TASK GOAL
Beneath this task is a listing; retype all of it exactly.

-- Begin --

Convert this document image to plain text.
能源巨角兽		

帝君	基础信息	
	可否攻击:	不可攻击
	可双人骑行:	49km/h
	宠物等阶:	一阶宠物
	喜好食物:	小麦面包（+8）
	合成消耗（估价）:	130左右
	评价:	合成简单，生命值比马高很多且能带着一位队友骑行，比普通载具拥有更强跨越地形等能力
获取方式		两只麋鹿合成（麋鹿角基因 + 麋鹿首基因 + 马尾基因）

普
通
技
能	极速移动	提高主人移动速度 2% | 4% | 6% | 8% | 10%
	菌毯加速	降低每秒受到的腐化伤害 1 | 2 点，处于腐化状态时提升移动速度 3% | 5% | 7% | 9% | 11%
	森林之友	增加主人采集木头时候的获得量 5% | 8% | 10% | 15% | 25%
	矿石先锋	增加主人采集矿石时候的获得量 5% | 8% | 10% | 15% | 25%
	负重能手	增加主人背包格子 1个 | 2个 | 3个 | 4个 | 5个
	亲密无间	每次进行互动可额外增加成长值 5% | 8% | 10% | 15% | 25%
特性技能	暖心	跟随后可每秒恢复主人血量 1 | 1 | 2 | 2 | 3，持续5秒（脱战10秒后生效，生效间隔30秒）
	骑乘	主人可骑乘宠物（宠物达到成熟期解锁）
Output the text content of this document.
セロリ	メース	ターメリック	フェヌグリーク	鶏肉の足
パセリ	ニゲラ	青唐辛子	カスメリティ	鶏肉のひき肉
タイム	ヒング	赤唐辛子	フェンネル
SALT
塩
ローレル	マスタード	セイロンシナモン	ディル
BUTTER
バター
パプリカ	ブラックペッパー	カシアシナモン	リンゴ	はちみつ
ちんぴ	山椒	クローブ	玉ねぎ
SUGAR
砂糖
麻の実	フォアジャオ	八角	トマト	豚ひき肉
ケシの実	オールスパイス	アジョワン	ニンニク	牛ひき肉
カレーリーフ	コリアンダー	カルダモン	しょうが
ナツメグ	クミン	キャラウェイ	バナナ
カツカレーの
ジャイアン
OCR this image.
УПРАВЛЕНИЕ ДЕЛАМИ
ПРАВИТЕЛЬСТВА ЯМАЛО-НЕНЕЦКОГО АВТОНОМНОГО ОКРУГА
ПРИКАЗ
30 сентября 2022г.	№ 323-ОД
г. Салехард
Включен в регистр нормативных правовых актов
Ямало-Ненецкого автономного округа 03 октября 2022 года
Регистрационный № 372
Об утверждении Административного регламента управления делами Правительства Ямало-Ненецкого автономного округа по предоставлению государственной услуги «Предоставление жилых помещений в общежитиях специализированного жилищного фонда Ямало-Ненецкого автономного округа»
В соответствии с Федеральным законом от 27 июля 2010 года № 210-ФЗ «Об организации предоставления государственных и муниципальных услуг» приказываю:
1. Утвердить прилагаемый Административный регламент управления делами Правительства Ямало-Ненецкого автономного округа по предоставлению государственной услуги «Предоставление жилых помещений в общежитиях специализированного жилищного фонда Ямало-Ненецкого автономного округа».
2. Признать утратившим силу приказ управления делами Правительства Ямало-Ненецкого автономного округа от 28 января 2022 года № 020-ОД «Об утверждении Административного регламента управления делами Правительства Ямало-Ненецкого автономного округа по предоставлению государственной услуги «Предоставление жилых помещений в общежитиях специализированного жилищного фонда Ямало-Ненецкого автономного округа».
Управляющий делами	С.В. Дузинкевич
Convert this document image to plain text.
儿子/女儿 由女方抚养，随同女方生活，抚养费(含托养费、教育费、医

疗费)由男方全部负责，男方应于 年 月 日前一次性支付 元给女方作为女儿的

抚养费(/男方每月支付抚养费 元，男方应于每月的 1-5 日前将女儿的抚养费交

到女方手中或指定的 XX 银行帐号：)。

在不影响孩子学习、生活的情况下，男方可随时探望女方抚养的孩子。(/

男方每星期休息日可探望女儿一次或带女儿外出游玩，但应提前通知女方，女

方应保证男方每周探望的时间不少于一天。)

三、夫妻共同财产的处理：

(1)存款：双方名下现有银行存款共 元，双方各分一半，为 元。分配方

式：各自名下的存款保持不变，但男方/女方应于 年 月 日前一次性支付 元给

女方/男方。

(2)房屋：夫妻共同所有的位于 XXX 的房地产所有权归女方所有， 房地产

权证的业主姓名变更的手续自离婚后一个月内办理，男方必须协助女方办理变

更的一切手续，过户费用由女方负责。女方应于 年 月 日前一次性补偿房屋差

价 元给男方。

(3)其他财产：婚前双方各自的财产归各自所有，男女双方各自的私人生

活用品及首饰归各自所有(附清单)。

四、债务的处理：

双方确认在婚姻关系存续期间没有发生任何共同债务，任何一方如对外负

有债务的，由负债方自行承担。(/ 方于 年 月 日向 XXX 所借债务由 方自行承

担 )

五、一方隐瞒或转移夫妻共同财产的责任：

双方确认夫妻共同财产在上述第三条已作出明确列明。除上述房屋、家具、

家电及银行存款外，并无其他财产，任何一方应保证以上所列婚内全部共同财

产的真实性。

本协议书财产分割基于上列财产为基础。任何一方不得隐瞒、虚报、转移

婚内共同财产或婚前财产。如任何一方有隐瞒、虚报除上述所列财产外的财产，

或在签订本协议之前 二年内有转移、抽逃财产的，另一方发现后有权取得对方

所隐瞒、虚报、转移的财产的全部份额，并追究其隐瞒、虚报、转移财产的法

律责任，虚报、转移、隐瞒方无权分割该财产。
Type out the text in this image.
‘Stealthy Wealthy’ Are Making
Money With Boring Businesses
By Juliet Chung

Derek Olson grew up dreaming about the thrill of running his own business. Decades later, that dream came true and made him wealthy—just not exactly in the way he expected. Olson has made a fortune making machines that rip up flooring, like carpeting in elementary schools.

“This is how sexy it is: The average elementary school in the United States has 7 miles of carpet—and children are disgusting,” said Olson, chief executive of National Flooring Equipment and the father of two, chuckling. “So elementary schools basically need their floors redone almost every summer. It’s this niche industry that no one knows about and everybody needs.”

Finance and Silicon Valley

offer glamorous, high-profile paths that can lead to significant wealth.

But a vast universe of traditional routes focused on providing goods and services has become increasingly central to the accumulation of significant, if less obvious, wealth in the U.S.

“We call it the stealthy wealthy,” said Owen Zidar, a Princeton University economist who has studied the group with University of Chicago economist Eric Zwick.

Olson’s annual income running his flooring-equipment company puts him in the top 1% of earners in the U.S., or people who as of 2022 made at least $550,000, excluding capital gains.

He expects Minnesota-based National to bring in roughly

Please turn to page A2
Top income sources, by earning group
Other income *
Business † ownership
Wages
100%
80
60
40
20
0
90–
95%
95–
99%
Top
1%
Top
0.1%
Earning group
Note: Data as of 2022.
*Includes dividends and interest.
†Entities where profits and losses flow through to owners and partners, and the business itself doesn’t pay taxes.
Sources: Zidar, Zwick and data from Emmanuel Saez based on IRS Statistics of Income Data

-- End --

OUTPUT BELOW
Convert this document image to plain text.
能源巨角兽		

帝君	基础信息	
	可否攻击:	不可攻击
	可双人骑行:	49km/h
	宠物等阶:	一阶宠物
	喜好食物:	小麦面包（+8）
	合成消耗（估价）:	130左右
	评价:	合成简单，生命值比马高很多且能带着一位队友骑行，比普通载具拥有更强跨越地形等能力
获取方式		两只麋鹿合成（麋鹿角基因 + 麋鹿首基因 + 马尾基因）

普
通
技
能	极速移动	提高主人移动速度 2% | 4% | 6% | 8% | 10%
	菌毯加速	降低每秒受到的腐化伤害 1 | 2 点，处于腐化状态时提升移动速度 3% | 5% | 7% | 9% | 11%
	森林之友	增加主人采集木头时候的获得量 5% | 8% | 10% | 15% | 25%
	矿石先锋	增加主人采集矿石时候的获得量 5% | 8% | 10% | 15% | 25%
	负重能手	增加主人背包格子 1个 | 2个 | 3个 | 4个 | 5个
	亲密无间	每次进行互动可额外增加成长值 5% | 8% | 10% | 15% | 25%
特性技能	暖心	跟随后可每秒恢复主人血量 1 | 1 | 2 | 2 | 3，持续5秒（脱战10秒后生效，生效间隔30秒）
	骑乘	主人可骑乘宠物（宠物达到成熟期解锁）
Output the text content of this document.
セロリ	メース	ターメリック	フェヌグリーク	鶏肉の足
パセリ	ニゲラ	青唐辛子	カスメリティ	鶏肉のひき肉
タイム	ヒング	赤唐辛子	フェンネル
SALT
塩
ローレル	マスタード	セイロンシナモン	ディル
BUTTER
バター
パプリカ	ブラックペッパー	カシアシナモン	リンゴ	はちみつ
ちんぴ	山椒	クローブ	玉ねぎ
SUGAR
砂糖
麻の実	フォアジャオ	八角	トマト	豚ひき肉
ケシの実	オールスパイス	アジョワン	ニンニク	牛ひき肉
カレーリーフ	コリアンダー	カルダモン	しょうが
ナツメグ	クミン	キャラウェイ	バナナ
カツカレーの
ジャイアン
OCR this image.
УПРАВЛЕНИЕ ДЕЛАМИ
ПРАВИТЕЛЬСТВА ЯМАЛО-НЕНЕЦКОГО АВТОНОМНОГО ОКРУГА
ПРИКАЗ
30 сентября 2022г.	№ 323-ОД
г. Салехард
Включен в регистр нормативных правовых актов
Ямало-Ненецкого автономного округа 03 октября 2022 года
Регистрационный № 372
Об утверждении Административного регламента управления делами Правительства Ямало-Ненецкого автономного округа по предоставлению государственной услуги «Предоставление жилых помещений в общежитиях специализированного жилищного фонда Ямало-Ненецкого автономного округа»
В соответствии с Федеральным законом от 27 июля 2010 года № 210-ФЗ «Об организации предоставления государственных и муниципальных услуг» приказываю:
1. Утвердить прилагаемый Административный регламент управления делами Правительства Ямало-Ненецкого автономного округа по предоставлению государственной услуги «Предоставление жилых помещений в общежитиях специализированного жилищного фонда Ямало-Ненецкого автономного округа».
2. Признать утратившим силу приказ управления делами Правительства Ямало-Ненецкого автономного округа от 28 января 2022 года № 020-ОД «Об утверждении Административного регламента управления делами Правительства Ямало-Ненецкого автономного округа по предоставлению государственной услуги «Предоставление жилых помещений в общежитиях специализированного жилищного фонда Ямало-Ненецкого автономного округа».
Управляющий делами	С.В. Дузинкевич
Convert this document image to plain text.
儿子/女儿 由女方抚养，随同女方生活，抚养费(含托养费、教育费、医

疗费)由男方全部负责，男方应于 年 月 日前一次性支付 元给女方作为女儿的

抚养费(/男方每月支付抚养费 元，男方应于每月的 1-5 日前将女儿的抚养费交

到女方手中或指定的 XX 银行帐号：)。

在不影响孩子学习、生活的情况下，男方可随时探望女方抚养的孩子。(/

男方每星期休息日可探望女儿一次或带女儿外出游玩，但应提前通知女方，女

方应保证男方每周探望的时间不少于一天。)

三、夫妻共同财产的处理：

(1)存款：双方名下现有银行存款共 元，双方各分一半，为 元。分配方

式：各自名下的存款保持不变，但男方/女方应于 年 月 日前一次性支付 元给

女方/男方。

(2)房屋：夫妻共同所有的位于 XXX 的房地产所有权归女方所有， 房地产

权证的业主姓名变更的手续自离婚后一个月内办理，男方必须协助女方办理变

更的一切手续，过户费用由女方负责。女方应于 年 月 日前一次性补偿房屋差

价 元给男方。

(3)其他财产：婚前双方各自的财产归各自所有，男女双方各自的私人生

活用品及首饰归各自所有(附清单)。

四、债务的处理：

双方确认在婚姻关系存续期间没有发生任何共同债务，任何一方如对外负

有债务的，由负债方自行承担。(/ 方于 年 月 日向 XXX 所借债务由 方自行承

担 )

五、一方隐瞒或转移夫妻共同财产的责任：

双方确认夫妻共同财产在上述第三条已作出明确列明。除上述房屋、家具、

家电及银行存款外，并无其他财产，任何一方应保证以上所列婚内全部共同财

产的真实性。

本协议书财产分割基于上列财产为基础。任何一方不得隐瞒、虚报、转移

婚内共同财产或婚前财产。如任何一方有隐瞒、虚报除上述所列财产外的财产，

或在签订本协议之前 二年内有转移、抽逃财产的，另一方发现后有权取得对方

所隐瞒、虚报、转移的财产的全部份额，并追究其隐瞒、虚报、转移财产的法

律责任，虚报、转移、隐瞒方无权分割该财产。
Type out the text in this image.
‘Stealthy Wealthy’ Are Making
Money With Boring Businesses
By Juliet Chung

Derek Olson grew up dreaming about the thrill of running his own business. Decades later, that dream came true and made him wealthy—just not exactly in the way he expected. Olson has made a fortune making machines that rip up flooring, like carpeting in elementary schools.

“This is how sexy it is: The average elementary school in the United States has 7 miles of carpet—and children are disgusting,” said Olson, chief executive of National Flooring Equipment and the father of two, chuckling. “So elementary schools basically need their floors redone almost every summer. It’s this niche industry that no one knows about and everybody needs.”

Finance and Silicon Valley

offer glamorous, high-profile paths that can lead to significant wealth.

But a vast universe of traditional routes focused on providing goods and services has become increasingly central to the accumulation of significant, if less obvious, wealth in the U.S.

“We call it the stealthy wealthy,” said Owen Zidar, a Princeton University economist who has studied the group with University of Chicago economist Eric Zwick.

Olson’s annual income running his flooring-equipment company puts him in the top 1% of earners in the U.S., or people who as of 2022 made at least $550,000, excluding capital gains.

He expects Minnesota-based National to bring in roughly

Please turn to page A2
Top income sources, by earning group
Other income *
Business † ownership
Wages
100%
80
60
40
20
0
90–
95%
95–
99%
Top
1%
Top
0.1%
Earning group
Note: Data as of 2022.
*Includes dividends and interest.
†Entities where profits and losses flow through to owners and partners, and the business itself doesn’t pay taxes.
Sources: Zidar, Zwick and data from Emmanuel Saez based on IRS Statistics of Income Data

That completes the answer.